--- WHAT NEEDS TO BE DONE ---
Please write out the material below exactly as given.

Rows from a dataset
________________

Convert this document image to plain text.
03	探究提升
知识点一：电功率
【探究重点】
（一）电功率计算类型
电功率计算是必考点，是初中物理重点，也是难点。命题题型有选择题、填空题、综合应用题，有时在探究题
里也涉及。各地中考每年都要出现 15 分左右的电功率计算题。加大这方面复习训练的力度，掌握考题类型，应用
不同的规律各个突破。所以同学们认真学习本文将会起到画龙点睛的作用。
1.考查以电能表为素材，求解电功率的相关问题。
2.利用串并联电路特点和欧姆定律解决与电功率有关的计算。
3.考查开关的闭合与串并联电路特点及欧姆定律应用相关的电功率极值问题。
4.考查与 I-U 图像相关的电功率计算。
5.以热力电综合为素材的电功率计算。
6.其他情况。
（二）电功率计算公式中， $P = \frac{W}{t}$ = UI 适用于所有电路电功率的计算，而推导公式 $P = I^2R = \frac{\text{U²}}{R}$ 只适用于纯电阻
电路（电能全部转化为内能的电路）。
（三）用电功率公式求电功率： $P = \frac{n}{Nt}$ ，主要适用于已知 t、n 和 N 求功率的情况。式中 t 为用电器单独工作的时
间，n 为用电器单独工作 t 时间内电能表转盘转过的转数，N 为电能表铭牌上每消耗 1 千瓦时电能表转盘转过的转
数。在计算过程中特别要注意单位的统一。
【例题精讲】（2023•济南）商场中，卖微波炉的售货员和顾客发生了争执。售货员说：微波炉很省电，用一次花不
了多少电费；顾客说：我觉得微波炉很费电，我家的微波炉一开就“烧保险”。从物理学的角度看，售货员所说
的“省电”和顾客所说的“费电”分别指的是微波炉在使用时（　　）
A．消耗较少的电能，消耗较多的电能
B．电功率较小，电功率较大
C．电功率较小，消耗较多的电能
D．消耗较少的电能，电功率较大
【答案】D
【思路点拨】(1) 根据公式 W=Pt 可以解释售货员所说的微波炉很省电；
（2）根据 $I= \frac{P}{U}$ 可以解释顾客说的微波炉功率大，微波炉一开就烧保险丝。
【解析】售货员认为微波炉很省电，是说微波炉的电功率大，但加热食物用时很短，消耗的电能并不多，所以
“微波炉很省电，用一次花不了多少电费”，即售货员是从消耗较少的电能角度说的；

________________

--- FINAL ANSWER ---
Convert this document image to plain text.
03	探究提升
知识点一：电功率
【探究重点】
（一）电功率计算类型
电功率计算是必考点，是初中物理重点，也是难点。命题题型有选择题、填空题、综合应用题，有时在探究题
里也涉及。各地中考每年都要出现 15 分左右的电功率计算题。加大这方面复习训练的力度，掌握考题类型，应用
不同的规律各个突破。所以同学们认真学习本文将会起到画龙点睛的作用。
1.考查以电能表为素材，求解电功率的相关问题。
2.利用串并联电路特点和欧姆定律解决与电功率有关的计算。
3.考查开关的闭合与串并联电路特点及欧姆定律应用相关的电功率极值问题。
4.考查与 I-U 图像相关的电功率计算。
5.以热力电综合为素材的电功率计算。
6.其他情况。
（二）电功率计算公式中， $P = \frac{W}{t}$ = UI 适用于所有电路电功率的计算，而推导公式 $P = I^2R = \frac{\text{U²}}{R}$ 只适用于纯电阻
电路（电能全部转化为内能的电路）。
（三）用电功率公式求电功率： $P = \frac{n}{Nt}$ ，主要适用于已知 t、n 和 N 求功率的情况。式中 t 为用电器单独工作的时
间，n 为用电器单独工作 t 时间内电能表转盘转过的转数，N 为电能表铭牌上每消耗 1 千瓦时电能表转盘转过的转
数。在计算过程中特别要注意单位的统一。
【例题精讲】（2023•济南）商场中，卖微波炉的售货员和顾客发生了争执。售货员说：微波炉很省电，用一次花不
了多少电费；顾客说：我觉得微波炉很费电，我家的微波炉一开就“烧保险”。从物理学的角度看，售货员所说
的“省电”和顾客所说的“费电”分别指的是微波炉在使用时（　　）
A．消耗较少的电能，消耗较多的电能
B．电功率较小，电功率较大
C．电功率较小，消耗较多的电能
D．消耗较少的电能，电功率较大
【答案】D
【思路点拨】(1) 根据公式 W=Pt 可以解释售货员所说的微波炉很省电；
（2）根据 $I= \frac{P}{U}$ 可以解释顾客说的微波炉功率大，微波炉一开就烧保险丝。
【解析】售货员认为微波炉很省电，是说微波炉的电功率大，但加热食物用时很短，消耗的电能并不多，所以
“微波炉很省电，用一次花不了多少电费”，即售货员是从消耗较少的电能角度说的；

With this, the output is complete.